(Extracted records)
>> Start

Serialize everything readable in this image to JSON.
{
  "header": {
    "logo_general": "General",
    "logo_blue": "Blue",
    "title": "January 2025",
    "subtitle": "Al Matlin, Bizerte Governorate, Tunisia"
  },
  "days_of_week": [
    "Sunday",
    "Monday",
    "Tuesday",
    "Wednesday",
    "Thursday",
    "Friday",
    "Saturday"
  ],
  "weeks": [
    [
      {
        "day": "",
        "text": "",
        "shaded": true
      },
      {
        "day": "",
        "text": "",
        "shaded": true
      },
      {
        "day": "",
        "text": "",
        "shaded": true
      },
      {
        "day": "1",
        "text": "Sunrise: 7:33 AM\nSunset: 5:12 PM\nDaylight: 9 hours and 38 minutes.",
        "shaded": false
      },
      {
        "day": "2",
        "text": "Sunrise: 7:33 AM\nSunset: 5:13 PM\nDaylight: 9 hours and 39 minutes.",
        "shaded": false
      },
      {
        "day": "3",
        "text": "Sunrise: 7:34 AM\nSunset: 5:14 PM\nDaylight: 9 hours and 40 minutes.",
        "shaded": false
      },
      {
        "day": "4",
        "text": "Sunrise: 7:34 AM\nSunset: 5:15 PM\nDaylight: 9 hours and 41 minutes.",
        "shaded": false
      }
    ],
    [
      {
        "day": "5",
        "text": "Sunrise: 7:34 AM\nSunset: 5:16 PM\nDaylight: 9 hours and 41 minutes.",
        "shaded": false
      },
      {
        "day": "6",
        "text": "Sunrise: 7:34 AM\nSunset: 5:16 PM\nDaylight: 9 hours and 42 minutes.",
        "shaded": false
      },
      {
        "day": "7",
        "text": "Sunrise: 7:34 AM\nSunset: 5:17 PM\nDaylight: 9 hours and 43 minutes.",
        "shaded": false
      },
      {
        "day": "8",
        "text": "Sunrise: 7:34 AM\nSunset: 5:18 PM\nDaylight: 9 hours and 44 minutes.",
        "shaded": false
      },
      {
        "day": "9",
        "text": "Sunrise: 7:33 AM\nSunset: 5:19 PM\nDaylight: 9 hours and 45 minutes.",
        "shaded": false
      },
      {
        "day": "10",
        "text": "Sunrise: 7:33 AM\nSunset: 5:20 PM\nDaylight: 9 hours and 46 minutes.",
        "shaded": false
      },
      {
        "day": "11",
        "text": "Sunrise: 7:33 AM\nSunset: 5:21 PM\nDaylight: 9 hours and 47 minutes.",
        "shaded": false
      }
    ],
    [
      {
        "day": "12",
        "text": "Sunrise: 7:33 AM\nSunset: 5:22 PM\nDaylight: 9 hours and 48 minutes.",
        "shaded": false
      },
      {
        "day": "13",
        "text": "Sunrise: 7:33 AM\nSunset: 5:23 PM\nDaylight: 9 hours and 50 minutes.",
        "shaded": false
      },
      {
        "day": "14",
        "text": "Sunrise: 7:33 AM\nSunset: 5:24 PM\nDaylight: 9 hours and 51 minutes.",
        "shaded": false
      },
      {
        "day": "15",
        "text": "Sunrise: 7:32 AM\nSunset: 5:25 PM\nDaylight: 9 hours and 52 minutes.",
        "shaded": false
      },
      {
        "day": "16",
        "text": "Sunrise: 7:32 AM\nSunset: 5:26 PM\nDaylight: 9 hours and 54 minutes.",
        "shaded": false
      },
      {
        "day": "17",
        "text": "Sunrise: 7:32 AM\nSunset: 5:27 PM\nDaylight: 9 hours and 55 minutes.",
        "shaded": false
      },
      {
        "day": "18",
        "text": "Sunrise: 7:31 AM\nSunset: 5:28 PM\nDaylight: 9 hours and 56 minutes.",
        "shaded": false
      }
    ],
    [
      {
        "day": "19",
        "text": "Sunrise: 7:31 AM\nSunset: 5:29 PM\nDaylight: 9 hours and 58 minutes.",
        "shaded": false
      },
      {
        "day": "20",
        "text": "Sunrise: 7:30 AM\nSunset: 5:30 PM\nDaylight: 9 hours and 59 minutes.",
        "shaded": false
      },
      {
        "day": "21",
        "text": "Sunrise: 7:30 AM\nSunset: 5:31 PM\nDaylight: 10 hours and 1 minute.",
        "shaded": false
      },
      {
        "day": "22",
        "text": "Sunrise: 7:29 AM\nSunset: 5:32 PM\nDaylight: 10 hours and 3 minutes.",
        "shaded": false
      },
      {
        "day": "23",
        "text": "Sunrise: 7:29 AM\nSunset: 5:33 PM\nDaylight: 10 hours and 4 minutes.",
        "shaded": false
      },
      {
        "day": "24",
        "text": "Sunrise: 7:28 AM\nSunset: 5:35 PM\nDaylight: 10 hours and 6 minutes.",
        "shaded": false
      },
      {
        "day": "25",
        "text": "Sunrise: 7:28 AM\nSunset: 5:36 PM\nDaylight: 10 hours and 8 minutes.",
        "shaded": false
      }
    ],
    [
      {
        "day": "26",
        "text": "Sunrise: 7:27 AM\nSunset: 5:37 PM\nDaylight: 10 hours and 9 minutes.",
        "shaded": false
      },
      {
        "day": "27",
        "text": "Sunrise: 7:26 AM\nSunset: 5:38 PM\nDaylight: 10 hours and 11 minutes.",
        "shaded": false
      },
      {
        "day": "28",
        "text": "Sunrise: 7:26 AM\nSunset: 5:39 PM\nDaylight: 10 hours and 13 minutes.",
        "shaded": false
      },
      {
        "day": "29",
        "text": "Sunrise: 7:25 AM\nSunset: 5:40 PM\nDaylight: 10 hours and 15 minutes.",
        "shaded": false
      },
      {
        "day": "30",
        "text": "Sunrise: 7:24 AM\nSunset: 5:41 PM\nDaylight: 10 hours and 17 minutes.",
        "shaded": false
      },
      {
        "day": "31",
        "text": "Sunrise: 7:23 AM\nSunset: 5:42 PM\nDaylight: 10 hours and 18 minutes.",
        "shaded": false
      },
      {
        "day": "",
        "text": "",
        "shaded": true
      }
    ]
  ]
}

>> End

## Work instructions
Return what is listed above, exactly and completely.

## The output
Serialize everything readable in this image to JSON.
{
  "header": {
    "logo_general": "General",
    "logo_blue": "Blue",
    "title": "January 2025",
    "subtitle": "Al Matlin, Bizerte Governorate, Tunisia"
  },
  "days_of_week": [
    "Sunday",
    "Monday",
    "Tuesday",
    "Wednesday",
    "Thursday",
    "Friday",
    "Saturday"
  ],
  "weeks": [
    [
      {
        "day": "",
        "text": "",
        "shaded": true
      },
      {
        "day": "",
        "text": "",
        "shaded": true
      },
      {
        "day": "",
        "text": "",
        "shaded": true
      },
      {
        "day": "1",
        "text": "Sunrise: 7:33 AM\nSunset: 5:12 PM\nDaylight: 9 hours and 38 minutes.",
        "shaded": false
      },
      {
        "day": "2",
        "text": "Sunrise: 7:33 AM\nSunset: 5:13 PM\nDaylight: 9 hours and 39 minutes.",
        "shaded": false
      },
      {
        "day": "3",
        "text": "Sunrise: 7:34 AM\nSunset: 5:14 PM\nDaylight: 9 hours and 40 minutes.",
        "shaded": false
      },
      {
        "day": "4",
        "text": "Sunrise: 7:34 AM\nSunset: 5:15 PM\nDaylight: 9 hours and 41 minutes.",
        "shaded": false
      }
    ],
    [
      {
        "day": "5",
        "text": "Sunrise: 7:34 AM\nSunset: 5:16 PM\nDaylight: 9 hours and 41 minutes.",
        "shaded": false
      },
      {
        "day": "6",
        "text": "Sunrise: 7:34 AM\nSunset: 5:16 PM\nDaylight: 9 hours and 42 minutes.",
        "shaded": false
      },
      {
        "day": "7",
        "text": "Sunrise: 7:34 AM\nSunset: 5:17 PM\nDaylight: 9 hours and 43 minutes.",
        "shaded": false
      },
      {
        "day": "8",
        "text": "Sunrise: 7:34 AM\nSunset: 5:18 PM\nDaylight: 9 hours and 44 minutes.",
        "shaded": false
      },
      {
        "day": "9",
        "text": "Sunrise: 7:33 AM\nSunset: 5:19 PM\nDaylight: 9 hours and 45 minutes.",
        "shaded": false
      },
      {
        "day": "10",
        "text": "Sunrise: 7:33 AM\nSunset: 5:20 PM\nDaylight: 9 hours and 46 minutes.",
        "shaded": false
      },
      {
        "day": "11",
        "text": "Sunrise: 7:33 AM\nSunset: 5:21 PM\nDaylight: 9 hours and 47 minutes.",
        "shaded": false
      }
    ],
    [
      {
        "day": "12",
        "text": "Sunrise: 7:33 AM\nSunset: 5:22 PM\nDaylight: 9 hours and 48 minutes.",
        "shaded": false
      },
      {
        "day": "13",
        "text": "Sunrise: 7:33 AM\nSunset: 5:23 PM\nDaylight: 9 hours and 50 minutes.",
        "shaded": false
      },
      {
        "day": "14",
        "text": "Sunrise: 7:33 AM\nSunset: 5:24 PM\nDaylight: 9 hours and 51 minutes.",
        "shaded": false
      },
      {
        "day": "15",
        "text": "Sunrise: 7:32 AM\nSunset: 5:25 PM\nDaylight: 9 hours and 52 minutes.",
        "shaded": false
      },
      {
        "day": "16",
        "text": "Sunrise: 7:32 AM\nSunset: 5:26 PM\nDaylight: 9 hours and 54 minutes.",
        "shaded": false
      },
      {
        "day": "17",
        "text": "Sunrise: 7:32 AM\nSunset: 5:27 PM\nDaylight: 9 hours and 55 minutes.",
        "shaded": false
      },
      {
        "day": "18",
        "text": "Sunrise: 7:31 AM\nSunset: 5:28 PM\nDaylight: 9 hours and 56 minutes.",
        "shaded": false
      }
    ],
    [
      {
        "day": "19",
        "text": "Sunrise: 7:31 AM\nSunset: 5:29 PM\nDaylight: 9 hours and 58 minutes.",
        "shaded": false
      },
      {
        "day": "20",
        "text": "Sunrise: 7:30 AM\nSunset: 5:30 PM\nDaylight: 9 hours and 59 minutes.",
        "shaded": false
      },
      {
        "day": "21",
        "text": "Sunrise: 7:30 AM\nSunset: 5:31 PM\nDaylight: 10 hours and 1 minute.",
        "shaded": false
      },
      {
        "day": "22",
        "text": "Sunrise: 7:29 AM\nSunset: 5:32 PM\nDaylight: 10 hours and 3 minutes.",
        "shaded": false
      },
      {
        "day": "23",
        "text": "Sunrise: 7:29 AM\nSunset: 5:33 PM\nDaylight: 10 hours and 4 minutes.",
        "shaded": false
      },
      {
        "day": "24",
        "text": "Sunrise: 7:28 AM\nSunset: 5:35 PM\nDaylight: 10 hours and 6 minutes.",
        "shaded": false
      },
      {
        "day": "25",
        "text": "Sunrise: 7:28 AM\nSunset: 5:36 PM\nDaylight: 10 hours and 8 minutes.",
        "shaded": false
      }
    ],
    [
      {
        "day": "26",
        "text": "Sunrise: 7:27 AM\nSunset: 5:37 PM\nDaylight: 10 hours and 9 minutes.",
        "shaded": false
      },
      {
        "day": "27",
        "text": "Sunrise: 7:26 AM\nSunset: 5:38 PM\nDaylight: 10 hours and 11 minutes.",
        "shaded": false
      },
      {
        "day": "28",
        "text": "Sunrise: 7:26 AM\nSunset: 5:39 PM\nDaylight: 10 hours and 13 minutes.",
        "shaded": false
      },
      {
        "day": "29",
        "text": "Sunrise: 7:25 AM\nSunset: 5:40 PM\nDaylight: 10 hours and 15 minutes.",
        "shaded": false
      },
      {
        "day": "30",
        "text": "Sunrise: 7:24 AM\nSunset: 5:41 PM\nDaylight: 10 hours and 17 minutes.",
        "shaded": false
      },
      {
        "day": "31",
        "text": "Sunrise: 7:23 AM\nSunset: 5:42 PM\nDaylight: 10 hours and 18 minutes.",
        "shaded": false
      },
      {
        "day": "",
        "text": "",
        "shaded": true
      }
    ]
  ]
}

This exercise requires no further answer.